> **Exercise goal**
Leaving out the pictures, transcribe all of the records faithfully.

> **The records**
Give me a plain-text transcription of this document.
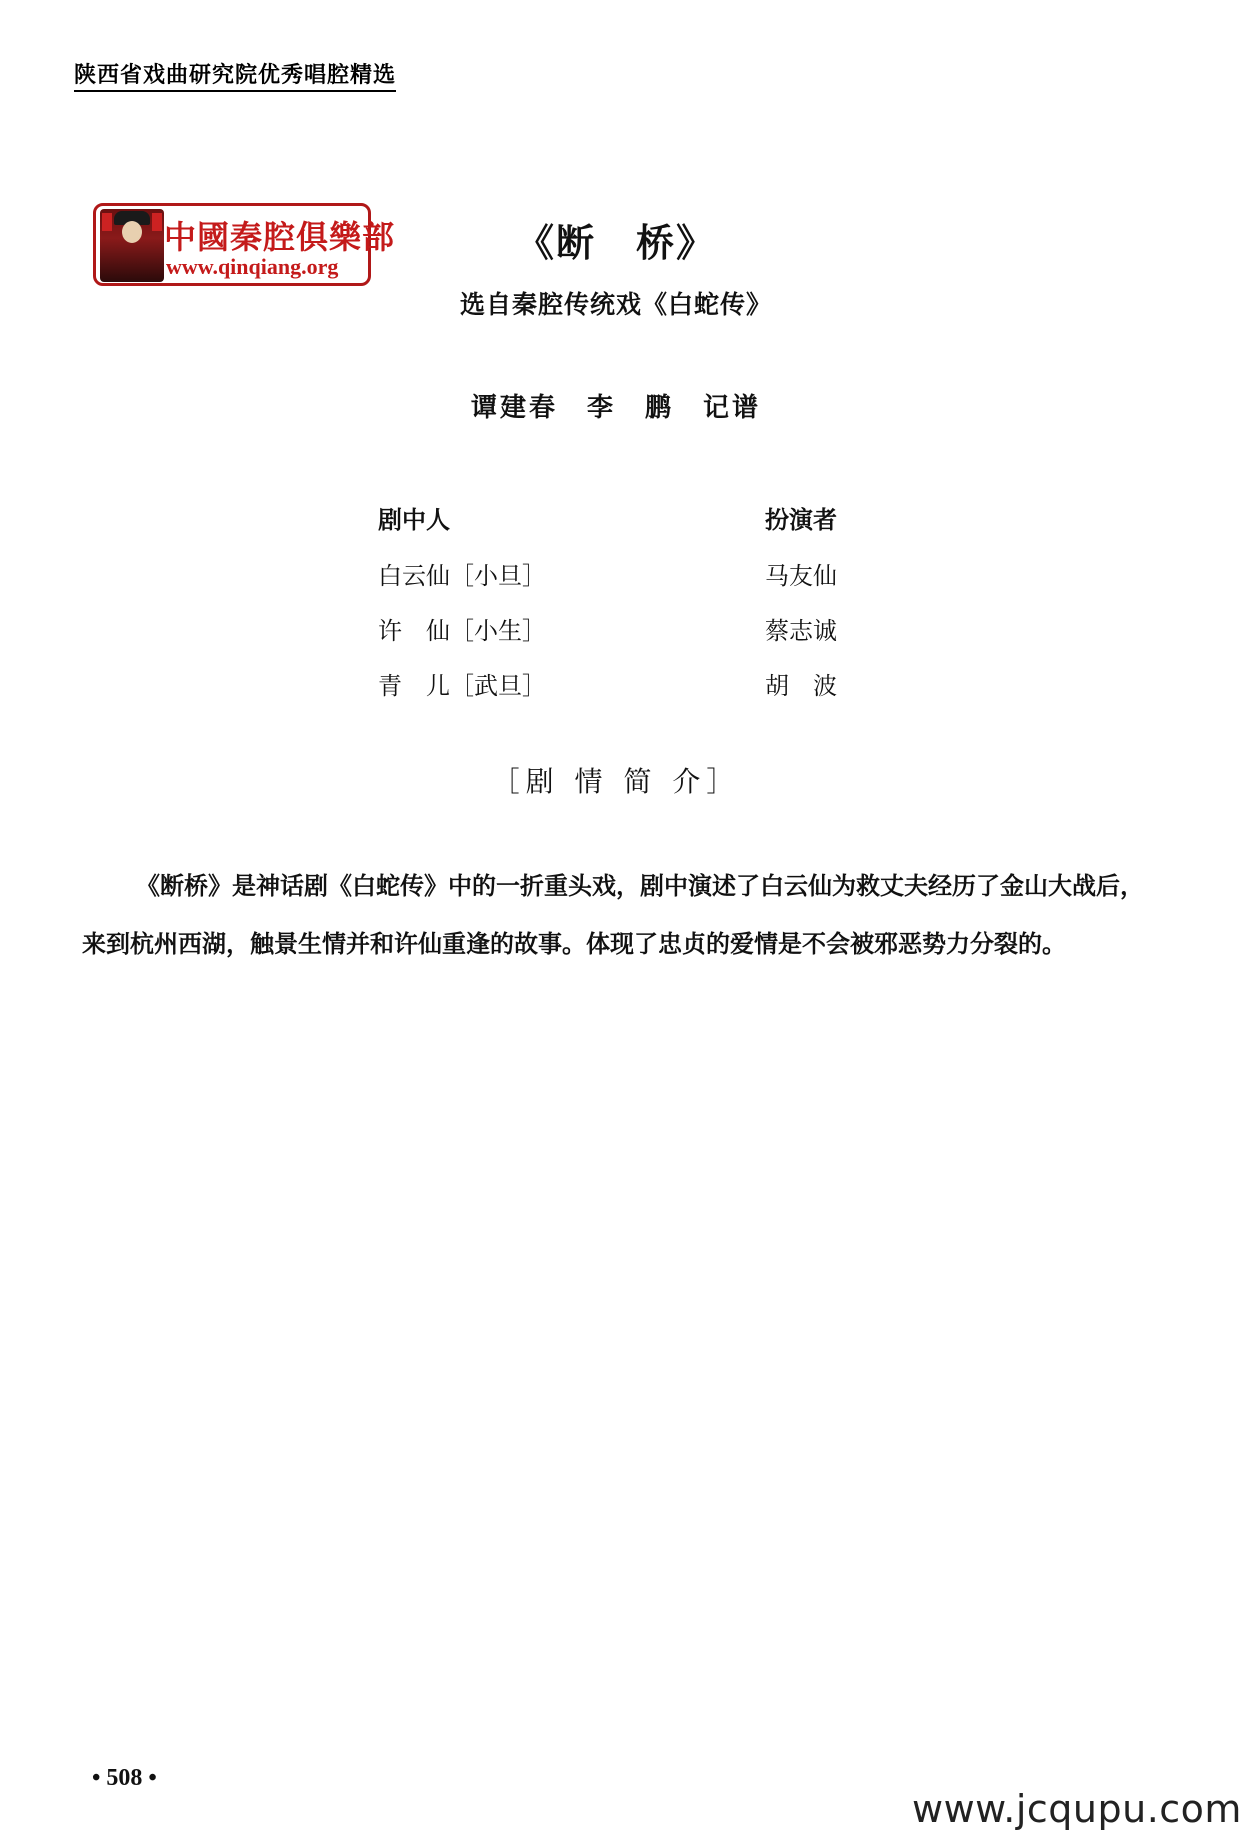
陕西省戏曲研究院优秀唱腔精选
中國秦腔俱樂部
www.qinqiang.org
《断　桥》
选自秦腔传统戏《白蛇传》
谭建春　李　鹏　记谱
剧中人	扮演者
白云仙［小旦］	马友仙
许　仙［小生］	蔡志诚
青　儿［武旦］	胡　波
［剧 情 简 介］
《断桥》是神话剧《白蛇传》中的一折重头戏，剧中演述了白云仙为救丈夫经历了金山大战后，
来到杭州西湖，触景生情并和许仙重逢的故事。体现了忠贞的爱情是不会被邪恶势力分裂的。
• 508 •
www.jcqupu.com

> **Result of this exercise**
Give me a plain-text transcription of this document.
陕西省戏曲研究院优秀唱腔精选
中國秦腔俱樂部
www.qinqiang.org
《断　桥》
选自秦腔传统戏《白蛇传》
谭建春　李　鹏　记谱
剧中人	扮演者
白云仙［小旦］	马友仙
许　仙［小生］	蔡志诚
青　儿［武旦］	胡　波
［剧 情 简 介］
《断桥》是神话剧《白蛇传》中的一折重头戏，剧中演述了白云仙为救丈夫经历了金山大战后，
来到杭州西湖，触景生情并和许仙重逢的故事。体现了忠贞的爱情是不会被邪恶势力分裂的。
• 508 •
www.jcqupu.com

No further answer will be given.